[Excerpted records start]

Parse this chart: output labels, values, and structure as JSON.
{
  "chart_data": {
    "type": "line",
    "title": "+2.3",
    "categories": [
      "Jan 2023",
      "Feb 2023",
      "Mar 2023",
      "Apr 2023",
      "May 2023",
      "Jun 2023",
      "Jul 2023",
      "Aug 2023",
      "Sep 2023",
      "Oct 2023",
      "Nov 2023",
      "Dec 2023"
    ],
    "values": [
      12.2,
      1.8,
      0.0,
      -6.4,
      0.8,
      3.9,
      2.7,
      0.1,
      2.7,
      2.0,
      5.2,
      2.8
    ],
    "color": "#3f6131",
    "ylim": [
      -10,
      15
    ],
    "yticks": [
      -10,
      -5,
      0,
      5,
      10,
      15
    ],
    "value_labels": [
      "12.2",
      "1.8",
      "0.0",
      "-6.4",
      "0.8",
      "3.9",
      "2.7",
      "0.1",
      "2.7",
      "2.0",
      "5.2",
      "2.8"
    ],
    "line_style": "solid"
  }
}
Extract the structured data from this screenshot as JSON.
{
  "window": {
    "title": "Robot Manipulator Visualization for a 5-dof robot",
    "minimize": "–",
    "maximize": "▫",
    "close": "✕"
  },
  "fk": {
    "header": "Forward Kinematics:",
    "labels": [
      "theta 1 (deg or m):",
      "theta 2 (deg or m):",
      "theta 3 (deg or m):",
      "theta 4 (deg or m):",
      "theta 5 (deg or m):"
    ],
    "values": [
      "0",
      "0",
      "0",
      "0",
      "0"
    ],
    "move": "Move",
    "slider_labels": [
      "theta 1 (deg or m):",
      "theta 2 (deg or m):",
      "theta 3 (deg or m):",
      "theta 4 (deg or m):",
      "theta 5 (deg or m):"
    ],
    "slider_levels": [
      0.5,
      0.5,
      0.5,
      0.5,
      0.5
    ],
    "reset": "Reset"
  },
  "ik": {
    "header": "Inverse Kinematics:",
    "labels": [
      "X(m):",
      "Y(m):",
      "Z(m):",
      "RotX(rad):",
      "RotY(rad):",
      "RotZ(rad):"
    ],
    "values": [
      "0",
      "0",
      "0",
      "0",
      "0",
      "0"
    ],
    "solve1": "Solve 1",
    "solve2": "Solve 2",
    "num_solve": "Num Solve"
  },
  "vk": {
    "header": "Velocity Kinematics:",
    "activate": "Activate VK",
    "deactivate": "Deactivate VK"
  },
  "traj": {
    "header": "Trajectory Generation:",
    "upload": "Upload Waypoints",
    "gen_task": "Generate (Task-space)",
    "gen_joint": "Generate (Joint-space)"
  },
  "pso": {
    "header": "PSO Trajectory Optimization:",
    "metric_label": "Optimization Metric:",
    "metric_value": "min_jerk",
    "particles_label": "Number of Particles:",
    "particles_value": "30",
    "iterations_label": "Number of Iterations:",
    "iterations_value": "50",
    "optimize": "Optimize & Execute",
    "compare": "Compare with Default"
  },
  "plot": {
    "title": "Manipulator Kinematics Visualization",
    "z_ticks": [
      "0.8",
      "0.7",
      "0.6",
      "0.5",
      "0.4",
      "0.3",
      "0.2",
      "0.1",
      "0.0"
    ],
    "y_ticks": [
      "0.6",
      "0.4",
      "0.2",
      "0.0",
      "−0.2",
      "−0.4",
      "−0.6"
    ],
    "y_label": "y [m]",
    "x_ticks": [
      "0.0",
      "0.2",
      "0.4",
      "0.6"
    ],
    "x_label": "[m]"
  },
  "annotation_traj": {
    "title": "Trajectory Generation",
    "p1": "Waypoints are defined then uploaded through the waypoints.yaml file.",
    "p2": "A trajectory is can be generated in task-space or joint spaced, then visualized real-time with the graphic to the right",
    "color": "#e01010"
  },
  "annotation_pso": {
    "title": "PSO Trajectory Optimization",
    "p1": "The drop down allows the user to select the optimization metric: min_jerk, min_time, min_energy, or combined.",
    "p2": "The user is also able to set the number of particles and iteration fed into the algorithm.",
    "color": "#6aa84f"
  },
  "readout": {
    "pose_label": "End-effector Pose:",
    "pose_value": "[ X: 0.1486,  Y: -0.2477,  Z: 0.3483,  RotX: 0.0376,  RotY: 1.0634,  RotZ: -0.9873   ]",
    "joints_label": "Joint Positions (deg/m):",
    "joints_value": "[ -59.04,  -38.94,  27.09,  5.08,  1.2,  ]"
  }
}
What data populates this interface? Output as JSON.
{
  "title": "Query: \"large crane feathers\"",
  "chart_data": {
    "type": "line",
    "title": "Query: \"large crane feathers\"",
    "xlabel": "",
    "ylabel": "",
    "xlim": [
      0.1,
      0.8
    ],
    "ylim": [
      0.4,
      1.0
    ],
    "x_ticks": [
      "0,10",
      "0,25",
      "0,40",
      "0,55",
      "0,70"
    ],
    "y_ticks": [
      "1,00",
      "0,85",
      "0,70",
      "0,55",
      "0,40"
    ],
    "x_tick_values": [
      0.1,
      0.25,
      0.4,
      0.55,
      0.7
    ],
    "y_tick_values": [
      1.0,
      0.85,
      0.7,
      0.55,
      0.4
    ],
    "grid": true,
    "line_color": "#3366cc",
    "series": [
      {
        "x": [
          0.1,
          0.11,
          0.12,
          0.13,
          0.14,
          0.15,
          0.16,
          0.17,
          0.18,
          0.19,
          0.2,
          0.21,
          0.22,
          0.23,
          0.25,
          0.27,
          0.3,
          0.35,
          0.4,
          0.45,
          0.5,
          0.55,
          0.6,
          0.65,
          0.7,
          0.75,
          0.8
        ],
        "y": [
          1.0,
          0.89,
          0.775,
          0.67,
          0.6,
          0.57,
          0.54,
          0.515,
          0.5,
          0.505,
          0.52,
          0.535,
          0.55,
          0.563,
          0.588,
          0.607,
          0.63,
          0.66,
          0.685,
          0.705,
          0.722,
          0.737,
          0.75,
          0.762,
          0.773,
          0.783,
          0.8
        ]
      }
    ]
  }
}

[Excerpted records end]

### Problem requirements
Only lines with the word "JSON" are wanted, so copy each one from the records.

### Result for this exercise
Parse this chart: output labels, values, and structure as JSON.
Extract the structured data from this screenshot as JSON.
What data populates this interface? Output as JSON.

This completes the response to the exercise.